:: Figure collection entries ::

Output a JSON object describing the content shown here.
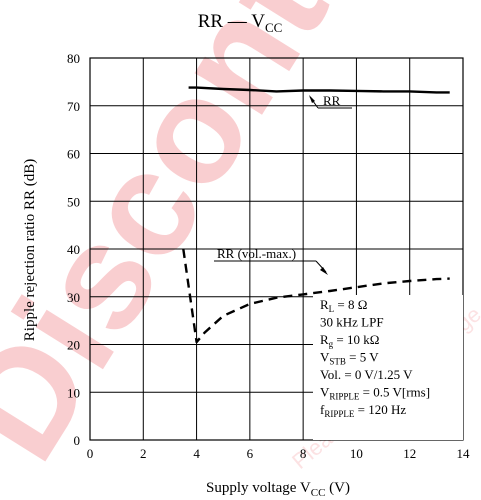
{
  "chart_data": {
    "type": "line",
    "title": {
      "main": "RR — V",
      "sub": "CC"
    },
    "xlabel": {
      "main": "Supply voltage  V",
      "sub": "CC",
      "unit": "  (V)"
    },
    "ylabel": "Ripple rejection ratio  RR  (dB)",
    "xlim": [
      0,
      14
    ],
    "ylim": [
      0,
      80
    ],
    "x_ticks": [
      "0",
      "2",
      "4",
      "6",
      "8",
      "10",
      "12",
      "14"
    ],
    "y_ticks": [
      "0",
      "10",
      "20",
      "30",
      "40",
      "50",
      "60",
      "70",
      "80"
    ],
    "grid": true,
    "series": [
      {
        "name": "RR",
        "style": "solid",
        "x": [
          3.7,
          4.0,
          5.0,
          6.0,
          7.0,
          8.0,
          9.0,
          10.0,
          11.0,
          12.0,
          13.0,
          13.5
        ],
        "y": [
          73.8,
          73.8,
          73.5,
          73.3,
          73.0,
          73.2,
          73.2,
          73.1,
          73.0,
          73.0,
          72.8,
          72.8
        ]
      },
      {
        "name": "RR (vol.-max.)",
        "style": "dashed",
        "x": [
          3.5,
          4.0,
          4.3,
          5.0,
          6.0,
          7.0,
          8.0,
          9.0,
          10.0,
          11.0,
          12.0,
          13.0,
          13.5
        ],
        "y": [
          40.0,
          20.5,
          22.5,
          26.0,
          28.5,
          29.8,
          30.5,
          31.2,
          32.0,
          32.8,
          33.3,
          33.7,
          33.8
        ]
      }
    ],
    "conditions": [
      {
        "main": "R",
        "sub": "L",
        "rest": " = 8 Ω"
      },
      {
        "main": "30 kHz LPF",
        "sub": "",
        "rest": ""
      },
      {
        "main": "R",
        "sub": "g",
        "rest": " = 10 kΩ"
      },
      {
        "main": "V",
        "sub": "STB",
        "rest": " = 5 V"
      },
      {
        "main": "Vol. = 0 V/1.25 V",
        "sub": "",
        "rest": ""
      },
      {
        "main": "V",
        "sub": "RIPPLE",
        "rest": " = 0.5 V[rms]"
      },
      {
        "main": "f",
        "sub": "RIPPLE",
        "rest": " = 120 Hz"
      }
    ],
    "colors": {
      "axes": "#000000",
      "watermark": "#e8252f"
    }
  },
  "watermark": {
    "big_text": "Discontinued",
    "small_text": "Please recycle this page."
  }
}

:: STATED PROBLEM ::
From the entries, copy out each line containing the word "main".

:: FINAL RESULT ::
      "main": "RR — V",
      "main": "Supply voltage  V",
        "main": "R",
        "main": "30 kHz LPF",
        "main": "R",
        "main": "V",
        "main": "Vol. = 0 V/1.25 V",
        "main": "V",
        "main": "f",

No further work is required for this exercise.